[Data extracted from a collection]
--------------------------------

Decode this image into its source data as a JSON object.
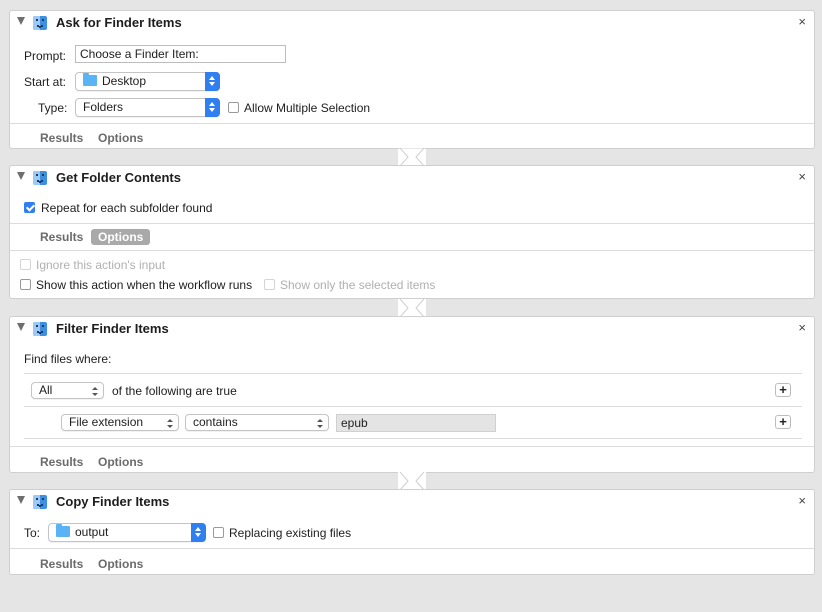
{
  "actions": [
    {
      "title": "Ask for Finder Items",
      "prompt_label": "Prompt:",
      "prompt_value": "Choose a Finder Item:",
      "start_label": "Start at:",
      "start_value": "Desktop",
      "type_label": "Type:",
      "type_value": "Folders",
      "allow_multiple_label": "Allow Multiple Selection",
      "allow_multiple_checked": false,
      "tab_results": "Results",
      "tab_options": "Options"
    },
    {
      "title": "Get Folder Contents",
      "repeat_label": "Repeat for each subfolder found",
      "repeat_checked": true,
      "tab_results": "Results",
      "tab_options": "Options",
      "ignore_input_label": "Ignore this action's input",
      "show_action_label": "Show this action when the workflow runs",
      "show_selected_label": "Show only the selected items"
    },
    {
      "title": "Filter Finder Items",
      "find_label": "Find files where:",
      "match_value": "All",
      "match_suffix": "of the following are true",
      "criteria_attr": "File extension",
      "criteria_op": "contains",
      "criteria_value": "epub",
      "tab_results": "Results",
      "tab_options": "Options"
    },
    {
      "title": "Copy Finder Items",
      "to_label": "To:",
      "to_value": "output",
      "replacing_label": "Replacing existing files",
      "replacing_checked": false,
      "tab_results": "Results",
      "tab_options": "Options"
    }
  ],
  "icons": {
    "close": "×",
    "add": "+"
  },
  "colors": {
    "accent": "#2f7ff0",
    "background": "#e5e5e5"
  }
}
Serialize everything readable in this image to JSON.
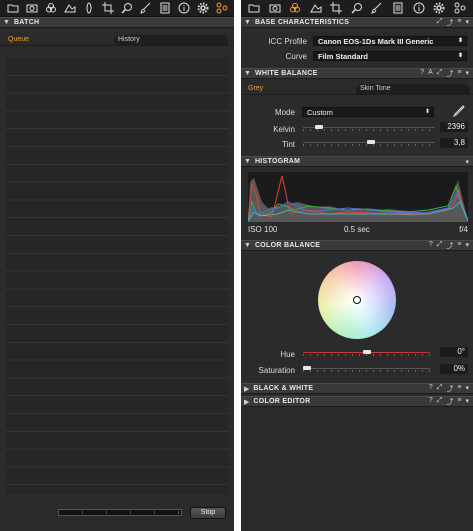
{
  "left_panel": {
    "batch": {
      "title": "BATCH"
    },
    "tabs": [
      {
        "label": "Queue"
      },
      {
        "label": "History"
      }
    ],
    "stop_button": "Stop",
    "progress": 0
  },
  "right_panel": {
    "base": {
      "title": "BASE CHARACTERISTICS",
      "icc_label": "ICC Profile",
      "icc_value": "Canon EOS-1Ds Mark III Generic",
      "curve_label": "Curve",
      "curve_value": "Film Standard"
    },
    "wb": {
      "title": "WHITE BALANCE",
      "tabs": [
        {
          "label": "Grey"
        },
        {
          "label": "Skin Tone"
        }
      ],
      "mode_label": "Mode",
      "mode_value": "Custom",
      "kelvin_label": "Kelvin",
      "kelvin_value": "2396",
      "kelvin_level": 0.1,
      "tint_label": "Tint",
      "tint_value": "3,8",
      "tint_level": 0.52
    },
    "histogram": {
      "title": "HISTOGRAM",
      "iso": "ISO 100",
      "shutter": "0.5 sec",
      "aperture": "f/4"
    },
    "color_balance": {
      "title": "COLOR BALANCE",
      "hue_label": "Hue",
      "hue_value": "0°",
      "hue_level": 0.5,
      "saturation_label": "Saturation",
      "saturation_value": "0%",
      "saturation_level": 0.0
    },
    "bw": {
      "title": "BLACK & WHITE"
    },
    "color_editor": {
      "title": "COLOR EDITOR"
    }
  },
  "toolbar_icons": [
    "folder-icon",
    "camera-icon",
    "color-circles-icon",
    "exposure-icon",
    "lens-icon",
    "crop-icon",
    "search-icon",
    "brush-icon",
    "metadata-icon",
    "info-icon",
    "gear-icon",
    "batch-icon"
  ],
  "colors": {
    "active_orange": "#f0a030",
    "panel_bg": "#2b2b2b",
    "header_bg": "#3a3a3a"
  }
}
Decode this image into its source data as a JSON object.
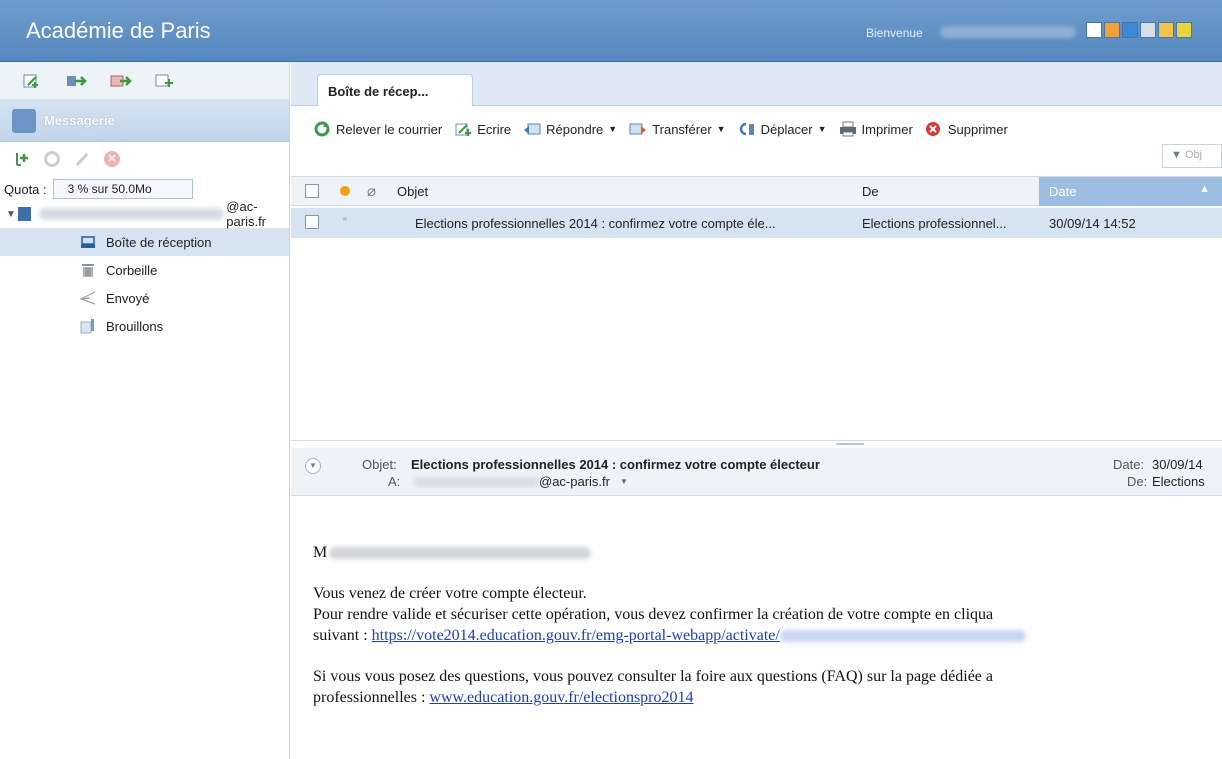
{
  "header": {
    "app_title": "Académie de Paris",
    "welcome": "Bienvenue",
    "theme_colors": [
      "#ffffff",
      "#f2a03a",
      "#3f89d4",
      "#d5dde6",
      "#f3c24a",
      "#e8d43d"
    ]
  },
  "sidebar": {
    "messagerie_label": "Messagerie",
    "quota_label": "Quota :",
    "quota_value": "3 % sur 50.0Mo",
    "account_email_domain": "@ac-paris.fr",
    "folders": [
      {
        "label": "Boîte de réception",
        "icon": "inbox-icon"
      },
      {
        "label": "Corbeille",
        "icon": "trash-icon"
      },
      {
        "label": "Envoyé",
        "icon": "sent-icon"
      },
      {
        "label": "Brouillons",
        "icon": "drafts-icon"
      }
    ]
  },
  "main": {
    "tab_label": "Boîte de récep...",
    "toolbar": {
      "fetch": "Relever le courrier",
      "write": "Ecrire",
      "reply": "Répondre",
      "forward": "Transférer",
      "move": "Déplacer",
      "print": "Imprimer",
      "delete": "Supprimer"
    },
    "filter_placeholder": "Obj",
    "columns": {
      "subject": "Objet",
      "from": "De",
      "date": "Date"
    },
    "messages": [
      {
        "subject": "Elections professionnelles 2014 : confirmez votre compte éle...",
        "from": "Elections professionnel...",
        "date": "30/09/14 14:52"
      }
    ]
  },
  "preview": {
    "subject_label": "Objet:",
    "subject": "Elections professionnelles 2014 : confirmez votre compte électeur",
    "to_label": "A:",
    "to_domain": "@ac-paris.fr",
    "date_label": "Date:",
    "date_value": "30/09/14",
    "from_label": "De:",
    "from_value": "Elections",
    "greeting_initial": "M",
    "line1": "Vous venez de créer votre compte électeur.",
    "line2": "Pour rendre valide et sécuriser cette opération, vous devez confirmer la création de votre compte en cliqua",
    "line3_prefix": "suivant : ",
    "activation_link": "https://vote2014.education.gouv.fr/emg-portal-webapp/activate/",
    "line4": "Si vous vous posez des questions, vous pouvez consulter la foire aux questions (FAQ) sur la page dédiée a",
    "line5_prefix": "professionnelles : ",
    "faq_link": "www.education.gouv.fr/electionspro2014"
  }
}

--------------------------------

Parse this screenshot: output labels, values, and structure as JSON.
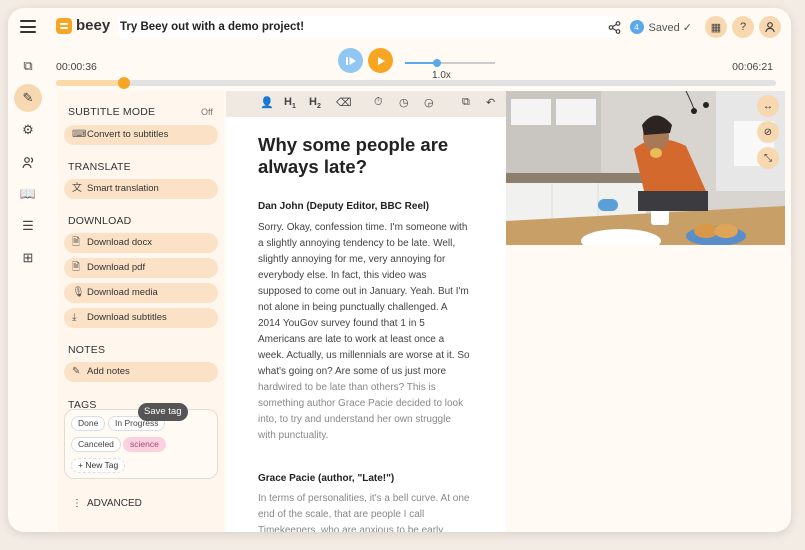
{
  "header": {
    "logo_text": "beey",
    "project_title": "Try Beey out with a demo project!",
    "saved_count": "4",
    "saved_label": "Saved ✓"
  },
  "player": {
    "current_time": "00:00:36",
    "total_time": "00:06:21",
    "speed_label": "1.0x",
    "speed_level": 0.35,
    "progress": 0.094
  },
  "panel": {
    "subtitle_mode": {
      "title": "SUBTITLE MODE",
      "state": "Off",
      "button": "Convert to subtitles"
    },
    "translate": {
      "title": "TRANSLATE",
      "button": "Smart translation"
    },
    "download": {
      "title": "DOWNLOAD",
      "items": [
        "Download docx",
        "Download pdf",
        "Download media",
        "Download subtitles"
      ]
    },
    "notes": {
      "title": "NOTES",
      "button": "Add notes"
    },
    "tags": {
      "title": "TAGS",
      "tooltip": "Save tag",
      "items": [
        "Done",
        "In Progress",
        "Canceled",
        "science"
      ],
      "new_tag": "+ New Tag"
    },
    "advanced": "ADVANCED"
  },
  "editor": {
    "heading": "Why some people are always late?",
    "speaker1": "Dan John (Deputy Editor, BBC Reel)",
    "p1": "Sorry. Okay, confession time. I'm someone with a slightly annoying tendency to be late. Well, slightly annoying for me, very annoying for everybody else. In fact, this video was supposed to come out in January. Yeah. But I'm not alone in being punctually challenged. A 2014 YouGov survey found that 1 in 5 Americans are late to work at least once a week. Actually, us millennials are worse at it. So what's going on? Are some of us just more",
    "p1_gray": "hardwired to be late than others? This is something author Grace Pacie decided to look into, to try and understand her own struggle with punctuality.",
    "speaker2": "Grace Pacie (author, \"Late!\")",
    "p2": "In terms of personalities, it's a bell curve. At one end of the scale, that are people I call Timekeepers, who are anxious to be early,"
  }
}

--------------------------------

• DIRECTIVE
Scan the data above; copy every line where "files" appears.

• EXERCISE RESULT
      "find_label": "Find files where:",
      "replacing_label": "Replacing existing files",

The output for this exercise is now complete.